## [REQUEST]
Restate each line of the listing exactly, without carrying over any pictures.

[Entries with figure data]

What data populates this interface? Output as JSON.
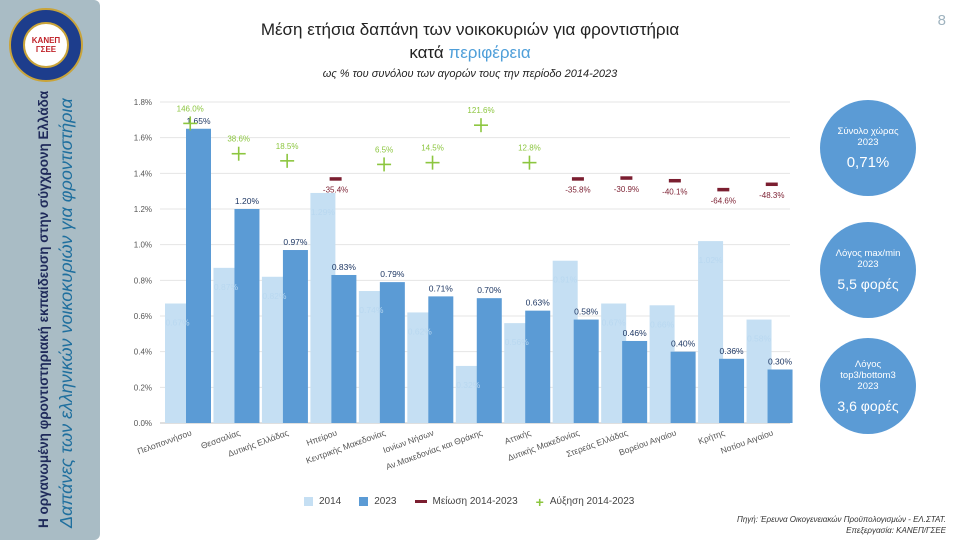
{
  "page_number": "8",
  "sidebar": {
    "logo_text_1": "ΚΑΝΕΠ",
    "logo_text_2": "ΓΣΕΕ",
    "vertical_title_1": "Η οργανωμένη φροντιστηριακή εκπαίδευση στην σύγχρονη Ελλάδα",
    "vertical_title_2": "Δαπάνες των ελληνικών νοικοκυριών για φροντιστήρια"
  },
  "title_line1": "Μέση ετήσια δαπάνη των νοικοκυριών για φροντιστήρια",
  "title_line2_prefix": "κατά ",
  "title_line2_highlight": "περιφέρεια",
  "subtitle": "ως % του συνόλου των αγορών τους την περίοδο 2014-2023",
  "legend": {
    "s2014": "2014",
    "s2023": "2023",
    "decrease": "Μείωση 2014-2023",
    "increase": "Αύξηση 2014-2023"
  },
  "bubbles": [
    {
      "label": "Σύνολο χώρας 2023",
      "value": "0,71%"
    },
    {
      "label": "Λόγος max/min 2023",
      "value": "5,5 φορές"
    },
    {
      "label": "Λόγος top3/bottom3 2023",
      "value": "3,6 φορές"
    }
  ],
  "source_line1": "Πηγή: Έρευνα Οικογενειακών Προϋπολογισμών - ΕΛ.ΣΤΑΤ.",
  "source_line2": "Επεξεργασία: ΚΑΝΕΠ/ΓΣΕΕ",
  "colors": {
    "bar_2014": "#c5dff3",
    "bar_2023": "#5b9bd5",
    "decrease": "#7b1e30",
    "increase": "#8cc63f",
    "label_2014": "#b9d8f0",
    "label_2023": "#1f3864"
  },
  "chart_data": {
    "type": "bar",
    "ylim": [
      0,
      1.8
    ],
    "yticks": [
      "0.0%",
      "0.2%",
      "0.4%",
      "0.6%",
      "0.8%",
      "1.0%",
      "1.2%",
      "1.4%",
      "1.6%",
      "1.8%"
    ],
    "categories": [
      "Πελοποννήσου",
      "Θεσσαλίας",
      "Δυτικής Ελλάδας",
      "Ηπείρου",
      "Κεντρικής Μακεδονίας",
      "Ιονίων Νήσων",
      "Αν.Μακεδονίας και Θράκης",
      "Αττικής",
      "Δυτικής Μακεδονίας",
      "Στερεάς Ελλάδας",
      "Βορείου Αιγαίου",
      "Κρήτης",
      "Νοτίου Αιγαίου"
    ],
    "series": [
      {
        "name": "2014",
        "values": [
          0.67,
          0.87,
          0.82,
          1.29,
          0.74,
          0.62,
          0.32,
          0.56,
          0.91,
          0.67,
          0.66,
          1.02,
          0.58
        ],
        "labels": [
          "0.67%",
          "0.87%",
          "0.82%",
          "1.29%",
          "0.74%",
          "0.62%",
          "0.32%",
          "0.56%",
          "0.91%",
          "0.67%",
          "0.66%",
          "1.02%",
          "0.58%"
        ]
      },
      {
        "name": "2023",
        "values": [
          1.65,
          1.2,
          0.97,
          0.83,
          0.79,
          0.71,
          0.7,
          0.63,
          0.58,
          0.46,
          0.4,
          0.36,
          0.3
        ],
        "labels": [
          "1.65%",
          "1.20%",
          "0.97%",
          "0.83%",
          "0.79%",
          "0.71%",
          "0.70%",
          "0.63%",
          "0.58%",
          "0.46%",
          "0.40%",
          "0.36%",
          "0.30%"
        ]
      }
    ],
    "change": [
      {
        "type": "increase",
        "marker_y": 1.68,
        "label": "146.0%"
      },
      {
        "type": "increase",
        "marker_y": 1.51,
        "label": "38.6%"
      },
      {
        "type": "increase",
        "marker_y": 1.47,
        "label": "18.5%"
      },
      {
        "type": "decrease",
        "marker_y": 1.37,
        "label": "-35.4%"
      },
      {
        "type": "increase",
        "marker_y": 1.45,
        "label": "6.5%"
      },
      {
        "type": "increase",
        "marker_y": 1.46,
        "label": "14.5%"
      },
      {
        "type": "increase",
        "marker_y": 1.67,
        "label": "121.6%"
      },
      {
        "type": "increase",
        "marker_y": 1.46,
        "label": "12.8%"
      },
      {
        "type": "decrease",
        "marker_y": 1.37,
        "label": "-35.8%"
      },
      {
        "type": "decrease",
        "marker_y": 1.375,
        "label": "-30.9%"
      },
      {
        "type": "decrease",
        "marker_y": 1.36,
        "label": "-40.1%"
      },
      {
        "type": "decrease",
        "marker_y": 1.31,
        "label": "-64.6%"
      },
      {
        "type": "decrease",
        "marker_y": 1.34,
        "label": "-48.3%"
      }
    ]
  }
}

## [RESULT OF THIS TASK]
What data populates this interface? Output as JSON.
{
  "page_number": "8",
  "sidebar": {
    "logo_text_1": "ΚΑΝΕΠ",
    "logo_text_2": "ΓΣΕΕ",
    "vertical_title_1": "Η οργανωμένη φροντιστηριακή εκπαίδευση στην σύγχρονη Ελλάδα",
    "vertical_title_2": "Δαπάνες των ελληνικών νοικοκυριών για φροντιστήρια"
  },
  "title_line1": "Μέση ετήσια δαπάνη των νοικοκυριών για φροντιστήρια",
  "title_line2_prefix": "κατά ",
  "title_line2_highlight": "περιφέρεια",
  "subtitle": "ως % του συνόλου των αγορών τους την περίοδο 2014-2023",
  "legend": {
    "s2014": "2014",
    "s2023": "2023",
    "decrease": "Μείωση 2014-2023",
    "increase": "Αύξηση 2014-2023"
  },
  "bubbles": [
    {
      "label": "Σύνολο χώρας 2023",
      "value": "0,71%"
    },
    {
      "label": "Λόγος max/min 2023",
      "value": "5,5 φορές"
    },
    {
      "label": "Λόγος top3/bottom3 2023",
      "value": "3,6 φορές"
    }
  ],
  "source_line1": "Πηγή: Έρευνα Οικογενειακών Προϋπολογισμών - ΕΛ.ΣΤΑΤ.",
  "source_line2": "Επεξεργασία: ΚΑΝΕΠ/ΓΣΕΕ",
  "colors": {
    "bar_2014": "#c5dff3",
    "bar_2023": "#5b9bd5",
    "decrease": "#7b1e30",
    "increase": "#8cc63f",
    "label_2014": "#b9d8f0",
    "label_2023": "#1f3864"
  },
  "chart_data": {
    "type": "bar",
    "ylim": [
      0,
      1.8
    ],
    "yticks": [
      "0.0%",
      "0.2%",
      "0.4%",
      "0.6%",
      "0.8%",
      "1.0%",
      "1.2%",
      "1.4%",
      "1.6%",
      "1.8%"
    ],
    "categories": [
      "Πελοποννήσου",
      "Θεσσαλίας",
      "Δυτικής Ελλάδας",
      "Ηπείρου",
      "Κεντρικής Μακεδονίας",
      "Ιονίων Νήσων",
      "Αν.Μακεδονίας και Θράκης",
      "Αττικής",
      "Δυτικής Μακεδονίας",
      "Στερεάς Ελλάδας",
      "Βορείου Αιγαίου",
      "Κρήτης",
      "Νοτίου Αιγαίου"
    ],
    "series": [
      {
        "name": "2014",
        "values": [
          0.67,
          0.87,
          0.82,
          1.29,
          0.74,
          0.62,
          0.32,
          0.56,
          0.91,
          0.67,
          0.66,
          1.02,
          0.58
        ],
        "labels": [
          "0.67%",
          "0.87%",
          "0.82%",
          "1.29%",
          "0.74%",
          "0.62%",
          "0.32%",
          "0.56%",
          "0.91%",
          "0.67%",
          "0.66%",
          "1.02%",
          "0.58%"
        ]
      },
      {
        "name": "2023",
        "values": [
          1.65,
          1.2,
          0.97,
          0.83,
          0.79,
          0.71,
          0.7,
          0.63,
          0.58,
          0.46,
          0.4,
          0.36,
          0.3
        ],
        "labels": [
          "1.65%",
          "1.20%",
          "0.97%",
          "0.83%",
          "0.79%",
          "0.71%",
          "0.70%",
          "0.63%",
          "0.58%",
          "0.46%",
          "0.40%",
          "0.36%",
          "0.30%"
        ]
      }
    ],
    "change": [
      {
        "type": "increase",
        "marker_y": 1.68,
        "label": "146.0%"
      },
      {
        "type": "increase",
        "marker_y": 1.51,
        "label": "38.6%"
      },
      {
        "type": "increase",
        "marker_y": 1.47,
        "label": "18.5%"
      },
      {
        "type": "decrease",
        "marker_y": 1.37,
        "label": "-35.4%"
      },
      {
        "type": "increase",
        "marker_y": 1.45,
        "label": "6.5%"
      },
      {
        "type": "increase",
        "marker_y": 1.46,
        "label": "14.5%"
      },
      {
        "type": "increase",
        "marker_y": 1.67,
        "label": "121.6%"
      },
      {
        "type": "increase",
        "marker_y": 1.46,
        "label": "12.8%"
      },
      {
        "type": "decrease",
        "marker_y": 1.37,
        "label": "-35.8%"
      },
      {
        "type": "decrease",
        "marker_y": 1.375,
        "label": "-30.9%"
      },
      {
        "type": "decrease",
        "marker_y": 1.36,
        "label": "-40.1%"
      },
      {
        "type": "decrease",
        "marker_y": 1.31,
        "label": "-64.6%"
      },
      {
        "type": "decrease",
        "marker_y": 1.34,
        "label": "-48.3%"
      }
    ]
  }
}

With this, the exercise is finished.